Short problem =
Leaving out the pictures, transcribe all of the records faithfully.

─── Entries shown

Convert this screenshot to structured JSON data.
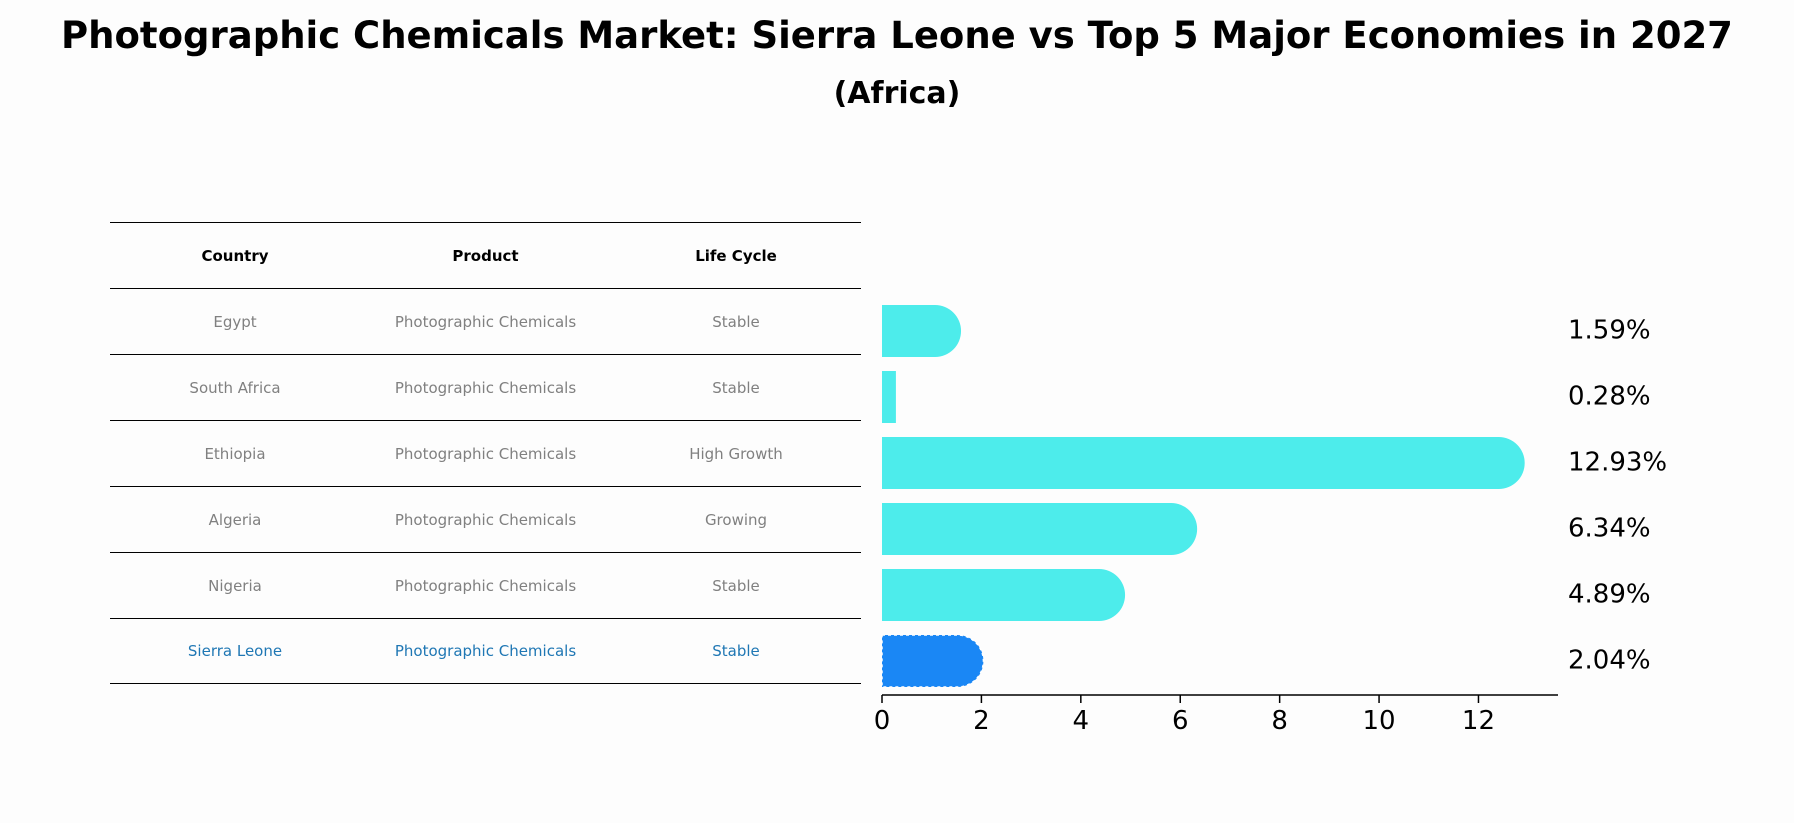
{
  "title": "Photographic Chemicals Market: Sierra Leone vs Top 5 Major Economies in 2027",
  "subtitle": "(Africa)",
  "table": {
    "headers": [
      "Country",
      "Product",
      "Life Cycle"
    ],
    "rows": [
      {
        "country": "Egypt",
        "product": "Photographic Chemicals",
        "life_cycle": "Stable"
      },
      {
        "country": "South Africa",
        "product": "Photographic Chemicals",
        "life_cycle": "Stable"
      },
      {
        "country": "Ethiopia",
        "product": "Photographic Chemicals",
        "life_cycle": "High Growth"
      },
      {
        "country": "Algeria",
        "product": "Photographic Chemicals",
        "life_cycle": "Growing"
      },
      {
        "country": "Nigeria",
        "product": "Photographic Chemicals",
        "life_cycle": "Stable"
      },
      {
        "country": "Sierra Leone",
        "product": "Photographic Chemicals",
        "life_cycle": "Stable"
      }
    ],
    "highlight_color": "#1f77b4"
  },
  "chart_data": {
    "type": "bar",
    "orientation": "horizontal",
    "categories": [
      "Egypt",
      "South Africa",
      "Ethiopia",
      "Algeria",
      "Nigeria",
      "Sierra Leone"
    ],
    "values": [
      1.59,
      0.28,
      12.93,
      6.34,
      4.89,
      2.04
    ],
    "labels": [
      "1.59%",
      "0.28%",
      "12.93%",
      "6.34%",
      "4.89%",
      "2.04%"
    ],
    "highlight": "Sierra Leone",
    "xlim": [
      0,
      13.6
    ],
    "xticks": [
      0,
      2,
      4,
      6,
      8,
      10,
      12
    ],
    "colors": {
      "default": "#4deceb",
      "highlight": "#1a87f5"
    },
    "xlabel": "",
    "ylabel": ""
  }
}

──────

Answer to this exercise =
Convert this screenshot to structured JSON data.
{
  "title": "Photographic Chemicals Market: Sierra Leone vs Top 5 Major Economies in 2027",
  "subtitle": "(Africa)",
  "table": {
    "headers": [
      "Country",
      "Product",
      "Life Cycle"
    ],
    "rows": [
      {
        "country": "Egypt",
        "product": "Photographic Chemicals",
        "life_cycle": "Stable"
      },
      {
        "country": "South Africa",
        "product": "Photographic Chemicals",
        "life_cycle": "Stable"
      },
      {
        "country": "Ethiopia",
        "product": "Photographic Chemicals",
        "life_cycle": "High Growth"
      },
      {
        "country": "Algeria",
        "product": "Photographic Chemicals",
        "life_cycle": "Growing"
      },
      {
        "country": "Nigeria",
        "product": "Photographic Chemicals",
        "life_cycle": "Stable"
      },
      {
        "country": "Sierra Leone",
        "product": "Photographic Chemicals",
        "life_cycle": "Stable"
      }
    ],
    "highlight_color": "#1f77b4"
  },
  "chart_data": {
    "type": "bar",
    "orientation": "horizontal",
    "categories": [
      "Egypt",
      "South Africa",
      "Ethiopia",
      "Algeria",
      "Nigeria",
      "Sierra Leone"
    ],
    "values": [
      1.59,
      0.28,
      12.93,
      6.34,
      4.89,
      2.04
    ],
    "labels": [
      "1.59%",
      "0.28%",
      "12.93%",
      "6.34%",
      "4.89%",
      "2.04%"
    ],
    "highlight": "Sierra Leone",
    "xlim": [
      0,
      13.6
    ],
    "xticks": [
      0,
      2,
      4,
      6,
      8,
      10,
      12
    ],
    "colors": {
      "default": "#4deceb",
      "highlight": "#1a87f5"
    },
    "xlabel": "",
    "ylabel": ""
  }
}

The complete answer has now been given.